- _Exercise requirements_
Copy out every line of the entries below word for word, but leave out the pictures.

- _Records from a collection_
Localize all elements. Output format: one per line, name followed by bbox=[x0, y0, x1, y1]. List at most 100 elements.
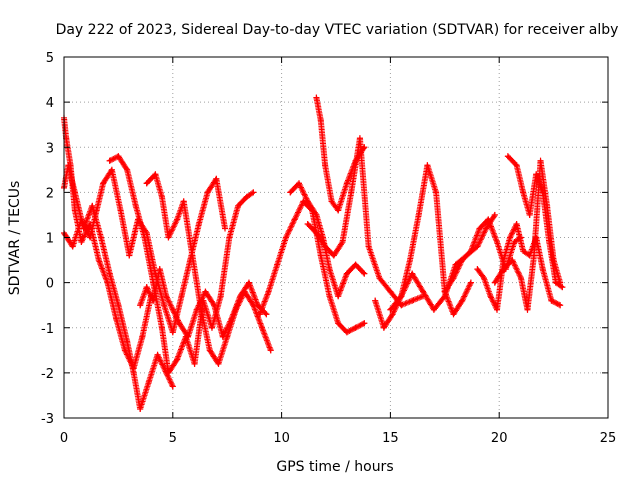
data-point bbox=[491, 211, 498, 218]
data-point bbox=[106, 157, 113, 164]
data-point bbox=[126, 252, 133, 259]
data-point bbox=[108, 166, 115, 173]
data-point bbox=[398, 302, 405, 309]
data-point bbox=[507, 234, 514, 241]
data-point bbox=[219, 333, 226, 340]
data-point bbox=[459, 257, 466, 264]
data-point bbox=[158, 324, 165, 331]
data-point bbox=[420, 288, 427, 295]
data-point bbox=[137, 302, 144, 309]
x-tick-label: 5 bbox=[169, 431, 177, 446]
data-point bbox=[517, 275, 524, 282]
series-pass-10 bbox=[304, 135, 427, 309]
data-point bbox=[459, 297, 466, 304]
data-point bbox=[348, 189, 355, 196]
data-point bbox=[282, 234, 289, 241]
data-point bbox=[476, 225, 483, 232]
data-point bbox=[204, 189, 211, 196]
data-point bbox=[143, 284, 150, 291]
axis-ticks: 0 5 10 15 20 25 -3 -2 -1 0 1 2 3 4 5 bbox=[41, 51, 616, 446]
data-point bbox=[483, 225, 490, 232]
data-point bbox=[494, 306, 501, 313]
y-tick-label: -1 bbox=[41, 322, 54, 337]
data-point bbox=[491, 279, 498, 286]
data-point bbox=[474, 266, 481, 273]
data-point bbox=[520, 248, 527, 255]
data-point bbox=[313, 211, 320, 218]
data-point bbox=[202, 288, 209, 295]
data-point bbox=[409, 297, 416, 304]
data-point bbox=[250, 189, 257, 196]
x-tick-label: 0 bbox=[60, 431, 68, 446]
data-point bbox=[313, 229, 320, 236]
data-point bbox=[256, 311, 263, 318]
data-point bbox=[195, 220, 202, 227]
data-point bbox=[169, 329, 176, 336]
data-point bbox=[93, 207, 100, 214]
data-point bbox=[322, 243, 329, 250]
y-tick-label: 1 bbox=[46, 232, 54, 247]
data-point bbox=[143, 180, 150, 187]
data-point bbox=[71, 207, 78, 214]
data-point bbox=[185, 333, 192, 340]
data-point bbox=[317, 252, 324, 259]
data-point bbox=[352, 324, 359, 331]
data-point bbox=[139, 333, 146, 340]
data-point bbox=[115, 153, 122, 160]
data-point bbox=[78, 216, 85, 223]
data-point bbox=[356, 135, 363, 142]
data-point bbox=[263, 311, 270, 318]
data-point bbox=[89, 202, 96, 209]
data-point bbox=[550, 257, 557, 264]
data-point bbox=[274, 261, 281, 268]
data-point bbox=[243, 193, 250, 200]
data-point bbox=[156, 266, 163, 273]
data-point bbox=[213, 175, 220, 182]
data-point bbox=[343, 329, 350, 336]
data-point bbox=[335, 320, 342, 327]
data-point bbox=[509, 257, 516, 264]
data-point bbox=[121, 347, 128, 354]
data-point bbox=[467, 279, 474, 286]
data-point bbox=[115, 302, 122, 309]
y-tick-label: 0 bbox=[46, 277, 54, 292]
data-point bbox=[150, 297, 157, 304]
series-pass-16 bbox=[491, 157, 564, 313]
data-point bbox=[313, 94, 320, 101]
data-point bbox=[504, 153, 511, 160]
data-point bbox=[317, 117, 324, 124]
data-point bbox=[235, 202, 242, 209]
y-tick-label: 2 bbox=[46, 186, 54, 201]
data-point bbox=[485, 216, 492, 223]
data-point bbox=[180, 198, 187, 205]
y-tick-label: 4 bbox=[46, 96, 54, 111]
data-points bbox=[61, 94, 566, 412]
data-point bbox=[211, 302, 218, 309]
data-point bbox=[78, 239, 85, 246]
x-tick-label: 10 bbox=[273, 431, 290, 446]
data-point bbox=[228, 315, 235, 322]
y-tick-label: -3 bbox=[41, 412, 54, 427]
data-point bbox=[361, 270, 368, 277]
data-point bbox=[145, 378, 152, 385]
data-point bbox=[137, 405, 144, 412]
y-tick-label: -2 bbox=[41, 367, 54, 382]
data-point bbox=[106, 270, 113, 277]
data-point bbox=[365, 243, 372, 250]
data-point bbox=[330, 252, 337, 259]
data-point bbox=[450, 275, 457, 282]
data-point bbox=[193, 306, 200, 313]
data-point bbox=[291, 216, 298, 223]
data-point bbox=[304, 198, 311, 205]
data-point bbox=[533, 171, 540, 178]
data-point bbox=[513, 220, 520, 227]
data-point bbox=[152, 171, 159, 178]
data-point bbox=[559, 284, 566, 291]
data-point bbox=[409, 270, 416, 277]
data-point bbox=[531, 252, 538, 259]
data-point bbox=[189, 252, 196, 259]
data-point bbox=[97, 234, 104, 241]
data-point bbox=[500, 266, 507, 273]
data-point bbox=[424, 162, 431, 169]
data-point bbox=[430, 306, 437, 313]
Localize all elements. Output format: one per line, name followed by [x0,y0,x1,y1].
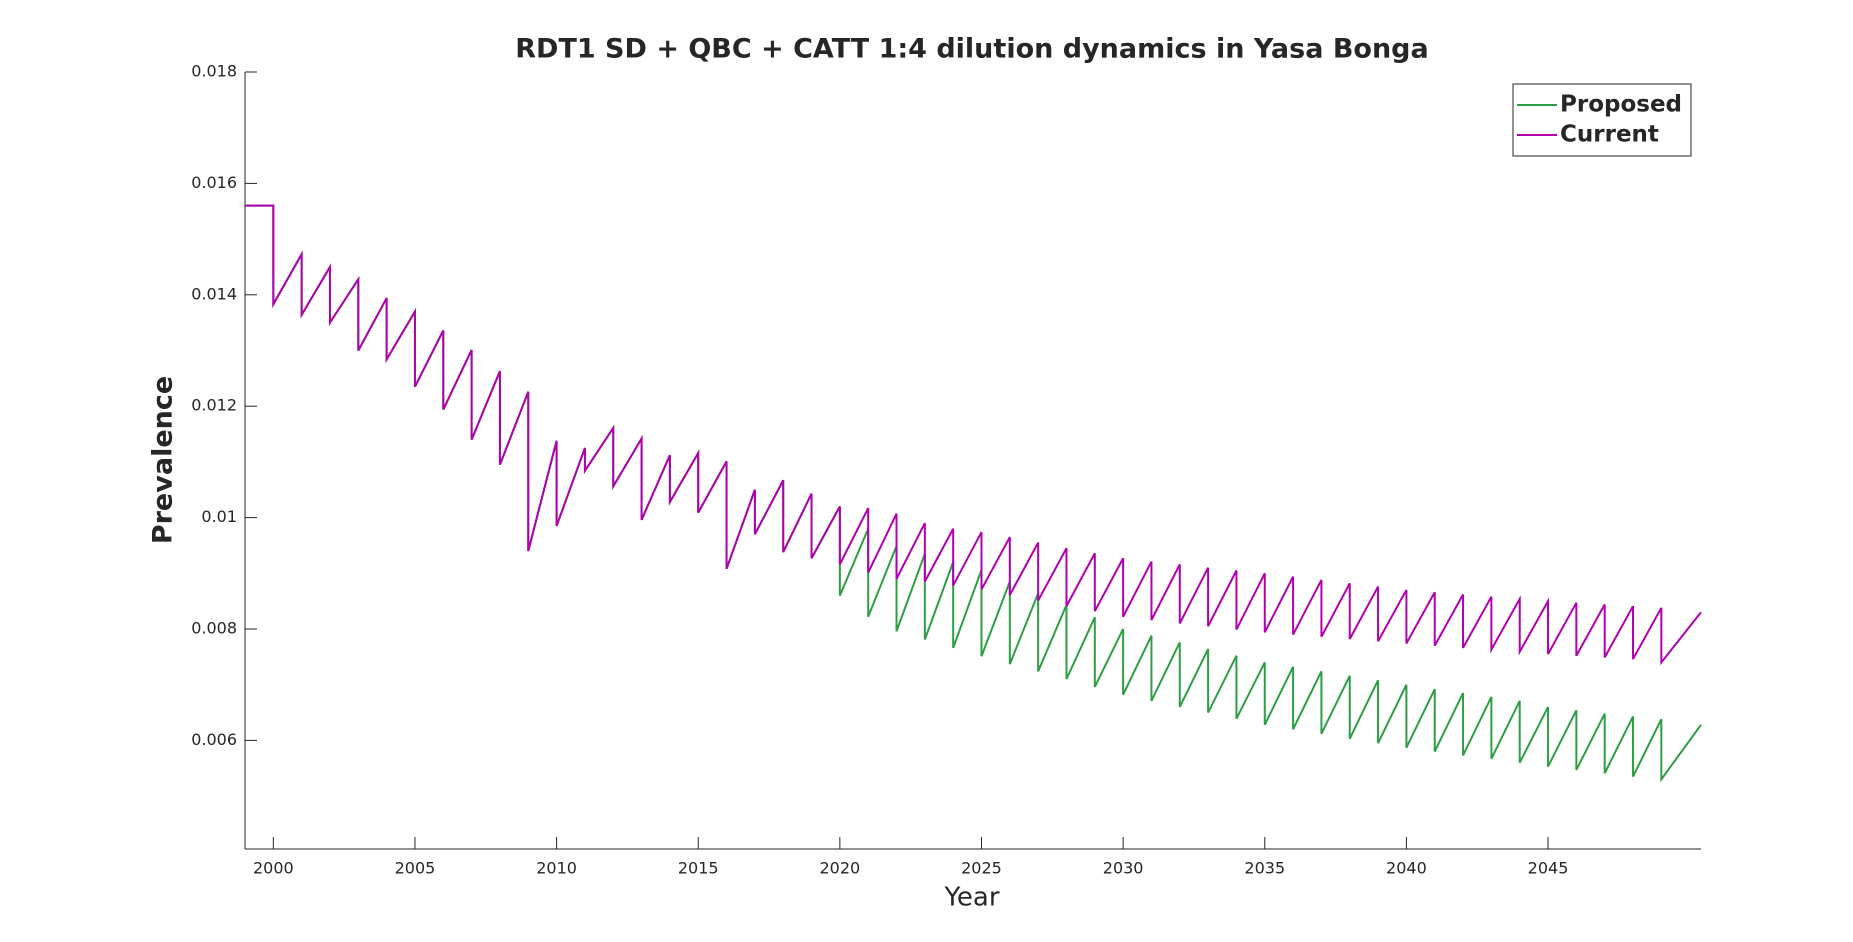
series-line [245,204,1702,666]
y-tick-label: 0.018 [191,62,237,81]
legend-label: Proposed [1560,92,1682,118]
x-tick-label: 2005 [395,859,436,878]
y-tick-label: 0.014 [191,284,237,303]
legend-box [1512,83,1692,157]
x-axis-label: Year [943,883,999,913]
y-tick-label: 0.016 [191,173,237,192]
y-tick-label: 0.006 [191,730,237,749]
y-tick-label: 0.01 [201,507,237,526]
legend-label: Current [1560,122,1659,148]
y-tick-label: 0.008 [191,618,237,637]
x-tick-label: 2000 [253,859,294,878]
y-axis-label: Prevalence [148,376,179,544]
x-tick-label: 2035 [1244,859,1285,878]
chart-title: RDT1 SD + QBC + CATT 1:4 dilution dynami… [515,34,1428,65]
y-tick-label: 0.012 [191,396,237,415]
x-tick-label: 2015 [678,859,719,878]
x-tick-label: 2010 [536,859,577,878]
x-tick-label: 2045 [1528,859,1569,878]
x-tick-label: 2030 [1103,859,1144,878]
x-tick-label: 2020 [820,859,861,878]
x-tick-label: 2025 [961,859,1002,878]
x-tick-label: 2040 [1386,859,1427,878]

- _Worked answer_
Localize all elements. Output format: one per line, name followed by bbox=[x0, y0, x1, y1]. List at most 100 elements.
data-point bbox=[491, 211, 498, 218]
data-point bbox=[106, 157, 113, 164]
data-point bbox=[126, 252, 133, 259]
data-point bbox=[108, 166, 115, 173]
data-point bbox=[398, 302, 405, 309]
data-point bbox=[507, 234, 514, 241]
data-point bbox=[219, 333, 226, 340]
data-point bbox=[459, 257, 466, 264]
data-point bbox=[158, 324, 165, 331]
data-point bbox=[420, 288, 427, 295]
data-point bbox=[137, 302, 144, 309]
x-tick-label: 5 bbox=[169, 431, 177, 446]
data-point bbox=[517, 275, 524, 282]
series-pass-10 bbox=[304, 135, 427, 309]
data-point bbox=[459, 297, 466, 304]
data-point bbox=[348, 189, 355, 196]
data-point bbox=[282, 234, 289, 241]
data-point bbox=[476, 225, 483, 232]
data-point bbox=[204, 189, 211, 196]
data-point bbox=[143, 284, 150, 291]
axis-ticks: 0 5 10 15 20 25 -3 -2 -1 0 1 2 3 4 5 bbox=[41, 51, 616, 446]
data-point bbox=[483, 225, 490, 232]
data-point bbox=[494, 306, 501, 313]
y-tick-label: -1 bbox=[41, 322, 54, 337]
data-point bbox=[491, 279, 498, 286]
data-point bbox=[474, 266, 481, 273]
data-point bbox=[520, 248, 527, 255]
data-point bbox=[313, 211, 320, 218]
data-point bbox=[202, 288, 209, 295]
data-point bbox=[409, 297, 416, 304]
data-point bbox=[250, 189, 257, 196]
x-tick-label: 0 bbox=[60, 431, 68, 446]
data-point bbox=[313, 229, 320, 236]
data-point bbox=[256, 311, 263, 318]
data-point bbox=[195, 220, 202, 227]
data-point bbox=[169, 329, 176, 336]
data-point bbox=[93, 207, 100, 214]
data-point bbox=[322, 243, 329, 250]
y-tick-label: 1 bbox=[46, 232, 54, 247]
data-point bbox=[143, 180, 150, 187]
data-point bbox=[71, 207, 78, 214]
data-point bbox=[185, 333, 192, 340]
data-point bbox=[317, 252, 324, 259]
data-point bbox=[352, 324, 359, 331]
data-point bbox=[139, 333, 146, 340]
data-point bbox=[115, 153, 122, 160]
data-point bbox=[78, 216, 85, 223]
data-point bbox=[356, 135, 363, 142]
data-point bbox=[263, 311, 270, 318]
data-point bbox=[89, 202, 96, 209]
data-point bbox=[550, 257, 557, 264]
data-point bbox=[274, 261, 281, 268]
data-point bbox=[243, 193, 250, 200]
data-point bbox=[156, 266, 163, 273]
data-point bbox=[213, 175, 220, 182]
data-point bbox=[343, 329, 350, 336]
data-point bbox=[335, 320, 342, 327]
data-point bbox=[509, 257, 516, 264]
data-point bbox=[121, 347, 128, 354]
data-point bbox=[467, 279, 474, 286]
data-point bbox=[115, 302, 122, 309]
y-tick-label: 0 bbox=[46, 277, 54, 292]
data-point bbox=[150, 297, 157, 304]
series-pass-16 bbox=[491, 157, 564, 313]
data-point bbox=[313, 94, 320, 101]
data-point bbox=[504, 153, 511, 160]
data-point bbox=[317, 117, 324, 124]
data-point bbox=[235, 202, 242, 209]
y-tick-label: 2 bbox=[46, 186, 54, 201]
data-point bbox=[485, 216, 492, 223]
data-point bbox=[180, 198, 187, 205]
y-tick-label: 4 bbox=[46, 96, 54, 111]
data-points bbox=[61, 94, 566, 412]
data-point bbox=[211, 302, 218, 309]
data-point bbox=[78, 239, 85, 246]
x-tick-label: 10 bbox=[273, 431, 290, 446]
data-point bbox=[228, 315, 235, 322]
y-tick-label: -3 bbox=[41, 412, 54, 427]
data-point bbox=[361, 270, 368, 277]
data-point bbox=[145, 378, 152, 385]
data-point bbox=[137, 405, 144, 412]
y-tick-label: -2 bbox=[41, 367, 54, 382]
data-point bbox=[106, 270, 113, 277]
data-point bbox=[365, 243, 372, 250]
data-point bbox=[330, 252, 337, 259]
data-point bbox=[450, 275, 457, 282]
data-point bbox=[193, 306, 200, 313]
data-point bbox=[291, 216, 298, 223]
data-point bbox=[304, 198, 311, 205]
data-point bbox=[533, 171, 540, 178]
data-point bbox=[513, 220, 520, 227]
data-point bbox=[152, 171, 159, 178]
data-point bbox=[559, 284, 566, 291]
data-point bbox=[409, 270, 416, 277]
data-point bbox=[531, 252, 538, 259]
data-point bbox=[189, 252, 196, 259]
data-point bbox=[97, 234, 104, 241]
data-point bbox=[500, 266, 507, 273]
data-point bbox=[424, 162, 431, 169]
data-point bbox=[430, 306, 437, 313]
Localize all elements. Output format: one per line, name followed by [x0,y0,x1,y1].
series-line [245,204,1702,666]
y-tick-label: 0.018 [191,62,237,81]
legend-label: Proposed [1560,92,1682,118]
x-tick-label: 2005 [395,859,436,878]
y-tick-label: 0.014 [191,284,237,303]
legend-box [1512,83,1692,157]
x-axis-label: Year [943,883,999,913]
y-tick-label: 0.016 [191,173,237,192]
y-tick-label: 0.006 [191,730,237,749]
y-tick-label: 0.01 [201,507,237,526]
legend-label: Current [1560,122,1659,148]
y-tick-label: 0.008 [191,618,237,637]
x-tick-label: 2000 [253,859,294,878]
y-axis-label: Prevalence [148,376,179,544]
x-tick-label: 2035 [1244,859,1285,878]
chart-title: RDT1 SD + QBC + CATT 1:4 dilution dynami… [515,34,1428,65]
y-tick-label: 0.012 [191,396,237,415]
x-tick-label: 2015 [678,859,719,878]
x-tick-label: 2010 [536,859,577,878]
x-tick-label: 2045 [1528,859,1569,878]
x-tick-label: 2030 [1103,859,1144,878]
x-tick-label: 2020 [820,859,861,878]
x-tick-label: 2025 [961,859,1002,878]
x-tick-label: 2040 [1386,859,1427,878]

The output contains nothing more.